- [PROBLEM REQUIREMENTS]:
Transcribe the records below exactly as they appear, omitting any pictures.

▬▬▬

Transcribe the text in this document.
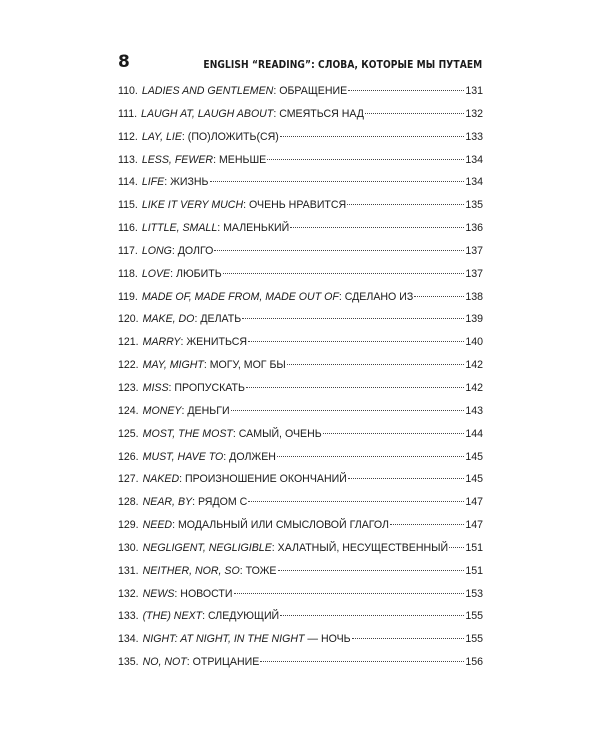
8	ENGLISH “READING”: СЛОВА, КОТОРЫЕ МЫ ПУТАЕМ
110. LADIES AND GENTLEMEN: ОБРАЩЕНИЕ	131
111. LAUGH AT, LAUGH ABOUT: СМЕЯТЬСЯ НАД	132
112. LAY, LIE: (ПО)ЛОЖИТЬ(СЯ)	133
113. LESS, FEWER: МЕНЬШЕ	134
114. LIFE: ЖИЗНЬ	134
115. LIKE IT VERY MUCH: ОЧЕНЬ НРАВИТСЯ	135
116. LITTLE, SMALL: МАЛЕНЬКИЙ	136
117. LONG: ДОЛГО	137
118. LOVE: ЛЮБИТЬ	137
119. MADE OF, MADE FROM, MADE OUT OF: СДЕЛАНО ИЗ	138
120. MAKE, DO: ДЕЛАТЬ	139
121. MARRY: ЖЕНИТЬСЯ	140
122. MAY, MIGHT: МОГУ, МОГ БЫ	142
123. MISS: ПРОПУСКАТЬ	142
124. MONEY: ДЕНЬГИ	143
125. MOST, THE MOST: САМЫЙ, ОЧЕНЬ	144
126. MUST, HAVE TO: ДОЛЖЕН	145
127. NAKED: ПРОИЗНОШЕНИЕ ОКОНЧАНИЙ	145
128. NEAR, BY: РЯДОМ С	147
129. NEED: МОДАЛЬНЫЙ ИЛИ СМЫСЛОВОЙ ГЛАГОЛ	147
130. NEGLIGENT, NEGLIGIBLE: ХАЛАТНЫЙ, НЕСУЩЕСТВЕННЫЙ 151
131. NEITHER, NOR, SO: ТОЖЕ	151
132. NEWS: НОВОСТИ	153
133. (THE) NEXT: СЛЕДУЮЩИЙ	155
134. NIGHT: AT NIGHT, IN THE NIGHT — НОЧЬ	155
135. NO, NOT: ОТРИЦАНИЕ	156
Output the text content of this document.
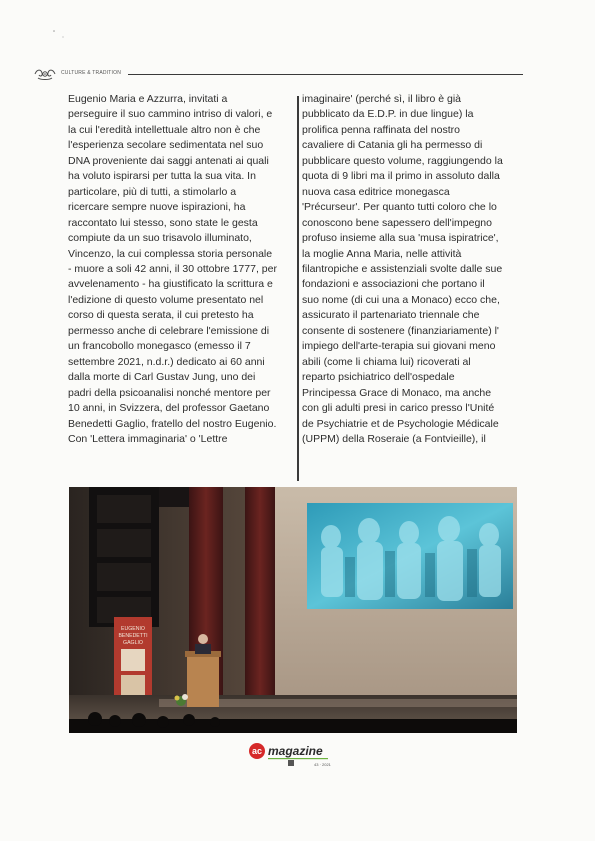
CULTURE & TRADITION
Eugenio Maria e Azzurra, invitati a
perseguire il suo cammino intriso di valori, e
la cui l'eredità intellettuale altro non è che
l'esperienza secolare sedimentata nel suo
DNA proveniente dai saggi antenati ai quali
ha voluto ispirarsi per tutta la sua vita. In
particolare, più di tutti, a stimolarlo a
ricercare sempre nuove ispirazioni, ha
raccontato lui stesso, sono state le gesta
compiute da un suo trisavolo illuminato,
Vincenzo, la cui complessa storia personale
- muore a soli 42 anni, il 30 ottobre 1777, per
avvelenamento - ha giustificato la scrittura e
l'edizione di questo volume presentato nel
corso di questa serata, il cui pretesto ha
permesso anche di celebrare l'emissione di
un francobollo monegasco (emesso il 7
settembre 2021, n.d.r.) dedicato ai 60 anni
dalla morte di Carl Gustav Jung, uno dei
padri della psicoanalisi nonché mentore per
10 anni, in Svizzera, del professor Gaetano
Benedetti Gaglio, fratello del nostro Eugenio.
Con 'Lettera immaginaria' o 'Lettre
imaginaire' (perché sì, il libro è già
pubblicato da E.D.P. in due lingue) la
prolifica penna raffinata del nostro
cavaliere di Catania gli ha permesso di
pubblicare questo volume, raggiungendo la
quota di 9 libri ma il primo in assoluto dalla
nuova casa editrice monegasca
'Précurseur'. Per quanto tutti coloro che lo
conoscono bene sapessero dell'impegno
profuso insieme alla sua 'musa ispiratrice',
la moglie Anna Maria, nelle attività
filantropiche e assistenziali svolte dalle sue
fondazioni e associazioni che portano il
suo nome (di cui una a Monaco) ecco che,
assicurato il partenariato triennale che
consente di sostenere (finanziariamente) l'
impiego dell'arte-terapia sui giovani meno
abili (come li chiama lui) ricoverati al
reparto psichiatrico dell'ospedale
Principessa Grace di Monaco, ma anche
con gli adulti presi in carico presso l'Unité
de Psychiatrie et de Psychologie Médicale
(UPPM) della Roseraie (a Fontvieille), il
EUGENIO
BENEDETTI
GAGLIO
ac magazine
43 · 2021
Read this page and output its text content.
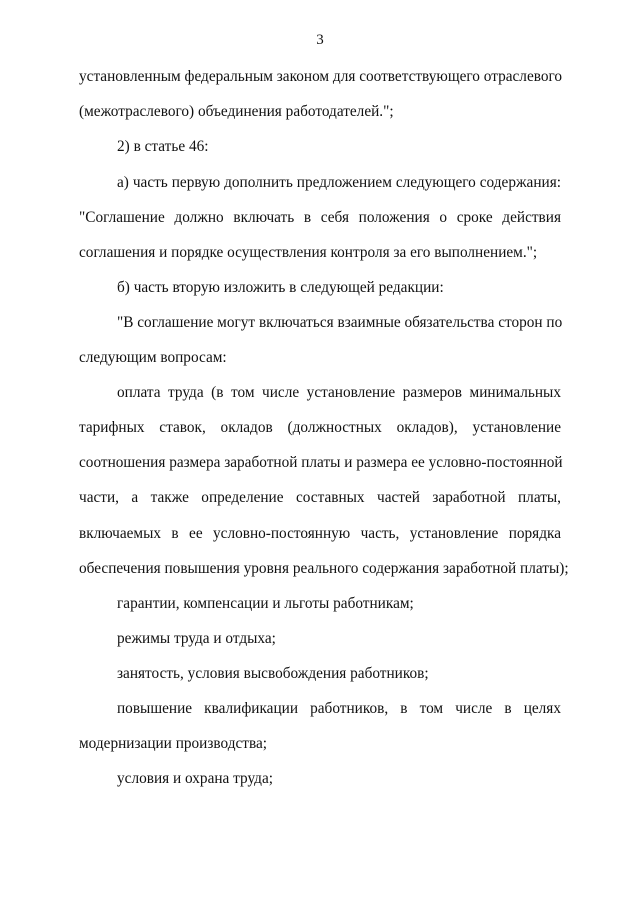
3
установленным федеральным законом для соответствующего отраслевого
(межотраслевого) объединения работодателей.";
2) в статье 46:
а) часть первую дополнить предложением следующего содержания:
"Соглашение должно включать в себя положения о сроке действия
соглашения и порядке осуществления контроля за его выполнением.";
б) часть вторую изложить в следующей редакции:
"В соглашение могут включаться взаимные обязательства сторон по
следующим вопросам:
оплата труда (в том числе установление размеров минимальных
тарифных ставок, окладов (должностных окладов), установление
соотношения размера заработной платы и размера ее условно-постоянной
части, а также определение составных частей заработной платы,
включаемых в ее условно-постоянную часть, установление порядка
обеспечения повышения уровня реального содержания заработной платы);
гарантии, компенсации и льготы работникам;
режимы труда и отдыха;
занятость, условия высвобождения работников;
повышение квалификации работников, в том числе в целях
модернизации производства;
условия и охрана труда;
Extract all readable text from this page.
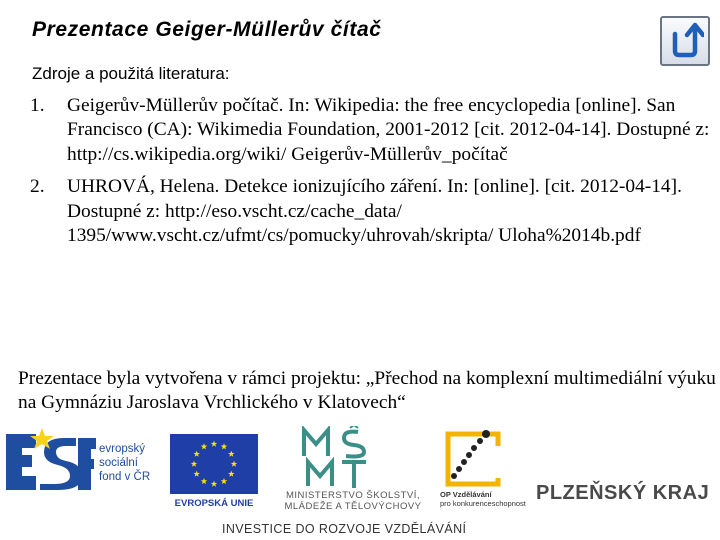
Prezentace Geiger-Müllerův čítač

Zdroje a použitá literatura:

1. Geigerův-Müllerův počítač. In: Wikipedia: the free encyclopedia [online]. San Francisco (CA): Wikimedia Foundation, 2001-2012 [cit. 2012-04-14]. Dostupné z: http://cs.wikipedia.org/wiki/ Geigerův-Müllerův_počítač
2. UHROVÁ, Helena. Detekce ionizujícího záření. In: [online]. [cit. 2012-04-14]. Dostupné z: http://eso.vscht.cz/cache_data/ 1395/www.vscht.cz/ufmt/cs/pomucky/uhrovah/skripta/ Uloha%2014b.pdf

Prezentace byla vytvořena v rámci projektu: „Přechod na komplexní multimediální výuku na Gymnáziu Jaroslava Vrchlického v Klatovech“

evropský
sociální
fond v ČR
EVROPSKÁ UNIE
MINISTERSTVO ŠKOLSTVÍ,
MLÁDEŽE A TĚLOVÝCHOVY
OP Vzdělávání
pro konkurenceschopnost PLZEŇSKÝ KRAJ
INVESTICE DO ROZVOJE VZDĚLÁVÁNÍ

▬▬▬

- [RESULT OF THE EXERCISE]:
Transcribe the text in this document.
8	ENGLISH “READING”: СЛОВА, КОТОРЫЕ МЫ ПУТАЕМ
110. LADIES AND GENTLEMEN: ОБРАЩЕНИЕ	131
111. LAUGH AT, LAUGH ABOUT: СМЕЯТЬСЯ НАД	132
112. LAY, LIE: (ПО)ЛОЖИТЬ(СЯ)	133
113. LESS, FEWER: МЕНЬШЕ	134
114. LIFE: ЖИЗНЬ	134
115. LIKE IT VERY MUCH: ОЧЕНЬ НРАВИТСЯ	135
116. LITTLE, SMALL: МАЛЕНЬКИЙ	136
117. LONG: ДОЛГО	137
118. LOVE: ЛЮБИТЬ	137
119. MADE OF, MADE FROM, MADE OUT OF: СДЕЛАНО ИЗ	138
120. MAKE, DO: ДЕЛАТЬ	139
121. MARRY: ЖЕНИТЬСЯ	140
122. MAY, MIGHT: МОГУ, МОГ БЫ	142
123. MISS: ПРОПУСКАТЬ	142
124. MONEY: ДЕНЬГИ	143
125. MOST, THE MOST: САМЫЙ, ОЧЕНЬ	144
126. MUST, HAVE TO: ДОЛЖЕН	145
127. NAKED: ПРОИЗНОШЕНИЕ ОКОНЧАНИЙ	145
128. NEAR, BY: РЯДОМ С	147
129. NEED: МОДАЛЬНЫЙ ИЛИ СМЫСЛОВОЙ ГЛАГОЛ	147
130. NEGLIGENT, NEGLIGIBLE: ХАЛАТНЫЙ, НЕСУЩЕСТВЕННЫЙ 151
131. NEITHER, NOR, SO: ТОЖЕ	151
132. NEWS: НОВОСТИ	153
133. (THE) NEXT: СЛЕДУЮЩИЙ	155
134. NIGHT: AT NIGHT, IN THE NIGHT — НОЧЬ	155
135. NO, NOT: ОТРИЦАНИЕ	156
Output the text content of this document.
CULTURE & TRADITION
Eugenio Maria e Azzurra, invitati a
perseguire il suo cammino intriso di valori, e
la cui l'eredità intellettuale altro non è che
l'esperienza secolare sedimentata nel suo
DNA proveniente dai saggi antenati ai quali
ha voluto ispirarsi per tutta la sua vita. In
particolare, più di tutti, a stimolarlo a
ricercare sempre nuove ispirazioni, ha
raccontato lui stesso, sono state le gesta
compiute da un suo trisavolo illuminato,
Vincenzo, la cui complessa storia personale
- muore a soli 42 anni, il 30 ottobre 1777, per
avvelenamento - ha giustificato la scrittura e
l'edizione di questo volume presentato nel
corso di questa serata, il cui pretesto ha
permesso anche di celebrare l'emissione di
un francobollo monegasco (emesso il 7
settembre 2021, n.d.r.) dedicato ai 60 anni
dalla morte di Carl Gustav Jung, uno dei
padri della psicoanalisi nonché mentore per
10 anni, in Svizzera, del professor Gaetano
Benedetti Gaglio, fratello del nostro Eugenio.
Con 'Lettera immaginaria' o 'Lettre
imaginaire' (perché sì, il libro è già
pubblicato da E.D.P. in due lingue) la
prolifica penna raffinata del nostro
cavaliere di Catania gli ha permesso di
pubblicare questo volume, raggiungendo la
quota di 9 libri ma il primo in assoluto dalla
nuova casa editrice monegasca
'Précurseur'. Per quanto tutti coloro che lo
conoscono bene sapessero dell'impegno
profuso insieme alla sua 'musa ispiratrice',
la moglie Anna Maria, nelle attività
filantropiche e assistenziali svolte dalle sue
fondazioni e associazioni che portano il
suo nome (di cui una a Monaco) ecco che,
assicurato il partenariato triennale che
consente di sostenere (finanziariamente) l'
impiego dell'arte-terapia sui giovani meno
abili (come li chiama lui) ricoverati al
reparto psichiatrico dell'ospedale
Principessa Grace di Monaco, ma anche
con gli adulti presi in carico presso l'Unité
de Psychiatrie et de Psychologie Médicale
(UPPM) della Roseraie (a Fontvieille), il
EUGENIO
BENEDETTI
GAGLIO
ac magazine
43 · 2021
Read this page and output its text content.
3
установленным федеральным законом для соответствующего отраслевого
(межотраслевого) объединения работодателей.";
2) в статье 46:
а) часть первую дополнить предложением следующего содержания:
"Соглашение должно включать в себя положения о сроке действия
соглашения и порядке осуществления контроля за его выполнением.";
б) часть вторую изложить в следующей редакции:
"В соглашение могут включаться взаимные обязательства сторон по
следующим вопросам:
оплата труда (в том числе установление размеров минимальных
тарифных ставок, окладов (должностных окладов), установление
соотношения размера заработной платы и размера ее условно-постоянной
части, а также определение составных частей заработной платы,
включаемых в ее условно-постоянную часть, установление порядка
обеспечения повышения уровня реального содержания заработной платы);
гарантии, компенсации и льготы работникам;
режимы труда и отдыха;
занятость, условия высвобождения работников;
повышение квалификации работников, в том числе в целях
модернизации производства;
условия и охрана труда;
Extract all readable text from this page.
Prezentace Geiger-Müllerův čítač

Zdroje a použitá literatura:

1. Geigerův-Müllerův počítač. In: Wikipedia: the free encyclopedia [online]. San Francisco (CA): Wikimedia Foundation, 2001-2012 [cit. 2012-04-14]. Dostupné z: http://cs.wikipedia.org/wiki/ Geigerův-Müllerův_počítač
2. UHROVÁ, Helena. Detekce ionizujícího záření. In: [online]. [cit. 2012-04-14]. Dostupné z: http://eso.vscht.cz/cache_data/ 1395/www.vscht.cz/ufmt/cs/pomucky/uhrovah/skripta/ Uloha%2014b.pdf

Prezentace byla vytvořena v rámci projektu: „Přechod na komplexní multimediální výuku na Gymnáziu Jaroslava Vrchlického v Klatovech“

evropský
sociální
fond v ČR
EVROPSKÁ UNIE
MINISTERSTVO ŠKOLSTVÍ,
MLÁDEŽE A TĚLOVÝCHOVY
OP Vzdělávání
pro konkurenceschopnost PLZEŇSKÝ KRAJ
INVESTICE DO ROZVOJE VZDĚLÁVÁNÍ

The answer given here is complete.